== Information given ==
==*==
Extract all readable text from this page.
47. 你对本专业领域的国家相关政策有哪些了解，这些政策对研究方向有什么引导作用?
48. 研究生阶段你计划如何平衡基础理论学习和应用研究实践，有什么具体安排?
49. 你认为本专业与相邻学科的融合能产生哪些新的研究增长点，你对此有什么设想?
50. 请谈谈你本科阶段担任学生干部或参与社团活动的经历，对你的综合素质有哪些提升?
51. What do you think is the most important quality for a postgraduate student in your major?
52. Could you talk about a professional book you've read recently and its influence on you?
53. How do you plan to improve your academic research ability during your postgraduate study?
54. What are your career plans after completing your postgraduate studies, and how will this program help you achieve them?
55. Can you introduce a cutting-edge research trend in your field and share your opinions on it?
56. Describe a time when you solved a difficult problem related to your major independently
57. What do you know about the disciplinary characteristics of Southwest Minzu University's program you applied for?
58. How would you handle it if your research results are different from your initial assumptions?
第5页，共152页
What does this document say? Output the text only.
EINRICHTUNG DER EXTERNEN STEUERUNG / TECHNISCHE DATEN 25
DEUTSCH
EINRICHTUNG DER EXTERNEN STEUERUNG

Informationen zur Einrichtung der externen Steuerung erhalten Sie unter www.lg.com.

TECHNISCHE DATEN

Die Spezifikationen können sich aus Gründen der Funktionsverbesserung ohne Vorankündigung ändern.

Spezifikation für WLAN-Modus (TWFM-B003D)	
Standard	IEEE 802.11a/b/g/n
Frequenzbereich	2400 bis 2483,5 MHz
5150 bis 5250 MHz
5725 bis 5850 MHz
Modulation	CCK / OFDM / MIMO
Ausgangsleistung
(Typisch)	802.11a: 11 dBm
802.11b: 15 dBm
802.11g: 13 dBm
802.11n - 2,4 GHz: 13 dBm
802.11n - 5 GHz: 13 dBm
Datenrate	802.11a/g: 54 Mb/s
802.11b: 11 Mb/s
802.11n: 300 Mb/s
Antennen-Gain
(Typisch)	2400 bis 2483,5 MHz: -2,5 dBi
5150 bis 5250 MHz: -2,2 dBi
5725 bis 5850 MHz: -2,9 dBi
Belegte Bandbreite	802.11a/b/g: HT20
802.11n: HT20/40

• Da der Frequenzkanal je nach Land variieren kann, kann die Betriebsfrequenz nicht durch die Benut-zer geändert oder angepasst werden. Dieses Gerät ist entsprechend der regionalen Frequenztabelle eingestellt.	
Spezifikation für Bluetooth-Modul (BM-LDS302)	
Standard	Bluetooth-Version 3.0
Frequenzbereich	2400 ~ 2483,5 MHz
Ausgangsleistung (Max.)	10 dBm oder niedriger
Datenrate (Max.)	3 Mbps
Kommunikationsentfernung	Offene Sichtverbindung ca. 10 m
==*==
== Do this ==
Return the lines above exactly, keeping every word.

== Final answer ==
Extract all readable text from this page.
47. 你对本专业领域的国家相关政策有哪些了解，这些政策对研究方向有什么引导作用?
48. 研究生阶段你计划如何平衡基础理论学习和应用研究实践，有什么具体安排?
49. 你认为本专业与相邻学科的融合能产生哪些新的研究增长点，你对此有什么设想?
50. 请谈谈你本科阶段担任学生干部或参与社团活动的经历，对你的综合素质有哪些提升?
51. What do you think is the most important quality for a postgraduate student in your major?
52. Could you talk about a professional book you've read recently and its influence on you?
53. How do you plan to improve your academic research ability during your postgraduate study?
54. What are your career plans after completing your postgraduate studies, and how will this program help you achieve them?
55. Can you introduce a cutting-edge research trend in your field and share your opinions on it?
56. Describe a time when you solved a difficult problem related to your major independently
57. What do you know about the disciplinary characteristics of Southwest Minzu University's program you applied for?
58. How would you handle it if your research results are different from your initial assumptions?
第5页，共152页
What does this document say? Output the text only.
EINRICHTUNG DER EXTERNEN STEUERUNG / TECHNISCHE DATEN 25
DEUTSCH
EINRICHTUNG DER EXTERNEN STEUERUNG

Informationen zur Einrichtung der externen Steuerung erhalten Sie unter www.lg.com.

TECHNISCHE DATEN

Die Spezifikationen können sich aus Gründen der Funktionsverbesserung ohne Vorankündigung ändern.

Spezifikation für WLAN-Modus (TWFM-B003D)	
Standard	IEEE 802.11a/b/g/n
Frequenzbereich	2400 bis 2483,5 MHz
5150 bis 5250 MHz
5725 bis 5850 MHz
Modulation	CCK / OFDM / MIMO
Ausgangsleistung
(Typisch)	802.11a: 11 dBm
802.11b: 15 dBm
802.11g: 13 dBm
802.11n - 2,4 GHz: 13 dBm
802.11n - 5 GHz: 13 dBm
Datenrate	802.11a/g: 54 Mb/s
802.11b: 11 Mb/s
802.11n: 300 Mb/s
Antennen-Gain
(Typisch)	2400 bis 2483,5 MHz: -2,5 dBi
5150 bis 5250 MHz: -2,2 dBi
5725 bis 5850 MHz: -2,9 dBi
Belegte Bandbreite	802.11a/b/g: HT20
802.11n: HT20/40

• Da der Frequenzkanal je nach Land variieren kann, kann die Betriebsfrequenz nicht durch die Benut-zer geändert oder angepasst werden. Dieses Gerät ist entsprechend der regionalen Frequenztabelle eingestellt.	
Spezifikation für Bluetooth-Modul (BM-LDS302)	
Standard	Bluetooth-Version 3.0
Frequenzbereich	2400 ~ 2483,5 MHz
Ausgangsleistung (Max.)	10 dBm oder niedriger
Datenrate (Max.)	3 Mbps
Kommunikationsentfernung	Offene Sichtverbindung ca. 10 m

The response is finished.